[What is being asked]
The listing beneath should be written out in full, exactly as shown.

=-=-=-=-=

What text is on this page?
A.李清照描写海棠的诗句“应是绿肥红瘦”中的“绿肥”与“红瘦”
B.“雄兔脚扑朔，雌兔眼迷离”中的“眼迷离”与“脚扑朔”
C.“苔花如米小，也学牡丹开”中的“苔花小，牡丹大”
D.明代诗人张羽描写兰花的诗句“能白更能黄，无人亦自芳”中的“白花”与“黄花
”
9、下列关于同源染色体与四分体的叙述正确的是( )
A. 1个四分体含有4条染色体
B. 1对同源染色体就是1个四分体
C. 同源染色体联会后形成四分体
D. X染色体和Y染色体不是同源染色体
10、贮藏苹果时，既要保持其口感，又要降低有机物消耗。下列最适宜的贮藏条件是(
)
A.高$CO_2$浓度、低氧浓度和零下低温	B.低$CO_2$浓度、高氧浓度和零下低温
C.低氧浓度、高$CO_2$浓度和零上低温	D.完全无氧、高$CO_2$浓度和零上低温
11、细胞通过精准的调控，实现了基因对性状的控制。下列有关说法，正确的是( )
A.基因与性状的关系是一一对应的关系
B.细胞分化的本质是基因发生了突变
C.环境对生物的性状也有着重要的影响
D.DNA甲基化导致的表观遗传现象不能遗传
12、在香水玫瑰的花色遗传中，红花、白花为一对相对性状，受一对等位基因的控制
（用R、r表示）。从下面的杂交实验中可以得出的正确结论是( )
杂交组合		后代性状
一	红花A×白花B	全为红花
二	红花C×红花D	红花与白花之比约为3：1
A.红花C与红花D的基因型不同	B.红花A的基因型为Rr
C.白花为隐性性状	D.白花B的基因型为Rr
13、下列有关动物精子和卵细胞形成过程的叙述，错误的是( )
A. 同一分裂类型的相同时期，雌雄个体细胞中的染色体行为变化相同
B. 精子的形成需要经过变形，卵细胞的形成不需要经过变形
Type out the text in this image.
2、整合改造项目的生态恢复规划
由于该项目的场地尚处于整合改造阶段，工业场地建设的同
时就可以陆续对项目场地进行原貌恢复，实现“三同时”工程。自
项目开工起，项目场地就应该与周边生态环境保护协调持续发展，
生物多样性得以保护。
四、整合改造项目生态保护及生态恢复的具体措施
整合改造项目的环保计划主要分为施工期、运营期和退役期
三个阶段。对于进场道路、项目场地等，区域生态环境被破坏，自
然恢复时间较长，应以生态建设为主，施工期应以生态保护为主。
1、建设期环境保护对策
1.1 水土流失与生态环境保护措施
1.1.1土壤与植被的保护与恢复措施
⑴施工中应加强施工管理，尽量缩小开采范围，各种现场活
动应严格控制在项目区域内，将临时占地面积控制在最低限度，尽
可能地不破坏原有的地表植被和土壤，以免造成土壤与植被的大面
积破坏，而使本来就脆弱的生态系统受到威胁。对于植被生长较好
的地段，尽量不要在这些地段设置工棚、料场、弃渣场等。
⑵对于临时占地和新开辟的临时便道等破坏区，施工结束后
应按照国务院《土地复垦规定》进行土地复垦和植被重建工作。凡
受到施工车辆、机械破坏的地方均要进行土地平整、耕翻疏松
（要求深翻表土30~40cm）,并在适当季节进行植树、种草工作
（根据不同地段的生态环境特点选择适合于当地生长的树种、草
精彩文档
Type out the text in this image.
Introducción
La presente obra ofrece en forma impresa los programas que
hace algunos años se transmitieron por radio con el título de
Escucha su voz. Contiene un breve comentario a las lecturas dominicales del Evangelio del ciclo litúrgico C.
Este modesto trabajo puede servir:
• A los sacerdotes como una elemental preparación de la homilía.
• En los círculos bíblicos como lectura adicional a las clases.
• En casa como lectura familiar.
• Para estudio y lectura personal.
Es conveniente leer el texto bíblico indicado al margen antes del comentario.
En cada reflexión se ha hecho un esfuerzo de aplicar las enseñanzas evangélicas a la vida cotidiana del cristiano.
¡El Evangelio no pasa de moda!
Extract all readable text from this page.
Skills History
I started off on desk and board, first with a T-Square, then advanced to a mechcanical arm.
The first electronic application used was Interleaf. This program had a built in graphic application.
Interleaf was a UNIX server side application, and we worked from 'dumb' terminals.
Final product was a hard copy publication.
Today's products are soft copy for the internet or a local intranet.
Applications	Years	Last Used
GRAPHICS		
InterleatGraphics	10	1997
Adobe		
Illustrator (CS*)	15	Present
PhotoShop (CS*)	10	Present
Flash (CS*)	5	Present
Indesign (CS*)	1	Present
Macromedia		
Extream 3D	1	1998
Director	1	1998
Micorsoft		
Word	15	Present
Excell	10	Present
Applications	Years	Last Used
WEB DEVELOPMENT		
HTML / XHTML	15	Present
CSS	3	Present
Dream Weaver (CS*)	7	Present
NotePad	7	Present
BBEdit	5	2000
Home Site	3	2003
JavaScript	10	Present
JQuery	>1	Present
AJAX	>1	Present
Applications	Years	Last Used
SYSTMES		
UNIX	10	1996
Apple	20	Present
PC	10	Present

=-=-=-=-=

[Completed task]
What text is on this page?
A.李清照描写海棠的诗句“应是绿肥红瘦”中的“绿肥”与“红瘦”
B.“雄兔脚扑朔，雌兔眼迷离”中的“眼迷离”与“脚扑朔”
C.“苔花如米小，也学牡丹开”中的“苔花小，牡丹大”
D.明代诗人张羽描写兰花的诗句“能白更能黄，无人亦自芳”中的“白花”与“黄花
”
9、下列关于同源染色体与四分体的叙述正确的是( )
A. 1个四分体含有4条染色体
B. 1对同源染色体就是1个四分体
C. 同源染色体联会后形成四分体
D. X染色体和Y染色体不是同源染色体
10、贮藏苹果时，既要保持其口感，又要降低有机物消耗。下列最适宜的贮藏条件是(
)
A.高$CO_2$浓度、低氧浓度和零下低温	B.低$CO_2$浓度、高氧浓度和零下低温
C.低氧浓度、高$CO_2$浓度和零上低温	D.完全无氧、高$CO_2$浓度和零上低温
11、细胞通过精准的调控，实现了基因对性状的控制。下列有关说法，正确的是( )
A.基因与性状的关系是一一对应的关系
B.细胞分化的本质是基因发生了突变
C.环境对生物的性状也有着重要的影响
D.DNA甲基化导致的表观遗传现象不能遗传
12、在香水玫瑰的花色遗传中，红花、白花为一对相对性状，受一对等位基因的控制
（用R、r表示）。从下面的杂交实验中可以得出的正确结论是( )
杂交组合		后代性状
一	红花A×白花B	全为红花
二	红花C×红花D	红花与白花之比约为3：1
A.红花C与红花D的基因型不同	B.红花A的基因型为Rr
C.白花为隐性性状	D.白花B的基因型为Rr
13、下列有关动物精子和卵细胞形成过程的叙述，错误的是( )
A. 同一分裂类型的相同时期，雌雄个体细胞中的染色体行为变化相同
B. 精子的形成需要经过变形，卵细胞的形成不需要经过变形
Type out the text in this image.
2、整合改造项目的生态恢复规划
由于该项目的场地尚处于整合改造阶段，工业场地建设的同
时就可以陆续对项目场地进行原貌恢复，实现“三同时”工程。自
项目开工起，项目场地就应该与周边生态环境保护协调持续发展，
生物多样性得以保护。
四、整合改造项目生态保护及生态恢复的具体措施
整合改造项目的环保计划主要分为施工期、运营期和退役期
三个阶段。对于进场道路、项目场地等，区域生态环境被破坏，自
然恢复时间较长，应以生态建设为主，施工期应以生态保护为主。
1、建设期环境保护对策
1.1 水土流失与生态环境保护措施
1.1.1土壤与植被的保护与恢复措施
⑴施工中应加强施工管理，尽量缩小开采范围，各种现场活
动应严格控制在项目区域内，将临时占地面积控制在最低限度，尽
可能地不破坏原有的地表植被和土壤，以免造成土壤与植被的大面
积破坏，而使本来就脆弱的生态系统受到威胁。对于植被生长较好
的地段，尽量不要在这些地段设置工棚、料场、弃渣场等。
⑵对于临时占地和新开辟的临时便道等破坏区，施工结束后
应按照国务院《土地复垦规定》进行土地复垦和植被重建工作。凡
受到施工车辆、机械破坏的地方均要进行土地平整、耕翻疏松
（要求深翻表土30~40cm）,并在适当季节进行植树、种草工作
（根据不同地段的生态环境特点选择适合于当地生长的树种、草
精彩文档
Type out the text in this image.
Introducción
La presente obra ofrece en forma impresa los programas que
hace algunos años se transmitieron por radio con el título de
Escucha su voz. Contiene un breve comentario a las lecturas dominicales del Evangelio del ciclo litúrgico C.
Este modesto trabajo puede servir:
• A los sacerdotes como una elemental preparación de la homilía.
• En los círculos bíblicos como lectura adicional a las clases.
• En casa como lectura familiar.
• Para estudio y lectura personal.
Es conveniente leer el texto bíblico indicado al margen antes del comentario.
En cada reflexión se ha hecho un esfuerzo de aplicar las enseñanzas evangélicas a la vida cotidiana del cristiano.
¡El Evangelio no pasa de moda!
Extract all readable text from this page.
Skills History
I started off on desk and board, first with a T-Square, then advanced to a mechcanical arm.
The first electronic application used was Interleaf. This program had a built in graphic application.
Interleaf was a UNIX server side application, and we worked from 'dumb' terminals.
Final product was a hard copy publication.
Today's products are soft copy for the internet or a local intranet.
Applications	Years	Last Used
GRAPHICS		
InterleatGraphics	10	1997
Adobe		
Illustrator (CS*)	15	Present
PhotoShop (CS*)	10	Present
Flash (CS*)	5	Present
Indesign (CS*)	1	Present
Macromedia		
Extream 3D	1	1998
Director	1	1998
Micorsoft		
Word	15	Present
Excell	10	Present
Applications	Years	Last Used
WEB DEVELOPMENT		
HTML / XHTML	15	Present
CSS	3	Present
Dream Weaver (CS*)	7	Present
NotePad	7	Present
BBEdit	5	2000
Home Site	3	2003
JavaScript	10	Present
JQuery	>1	Present
AJAX	>1	Present
Applications	Years	Last Used
SYSTMES		
UNIX	10	1996
Apple	20	Present
PC	10	Present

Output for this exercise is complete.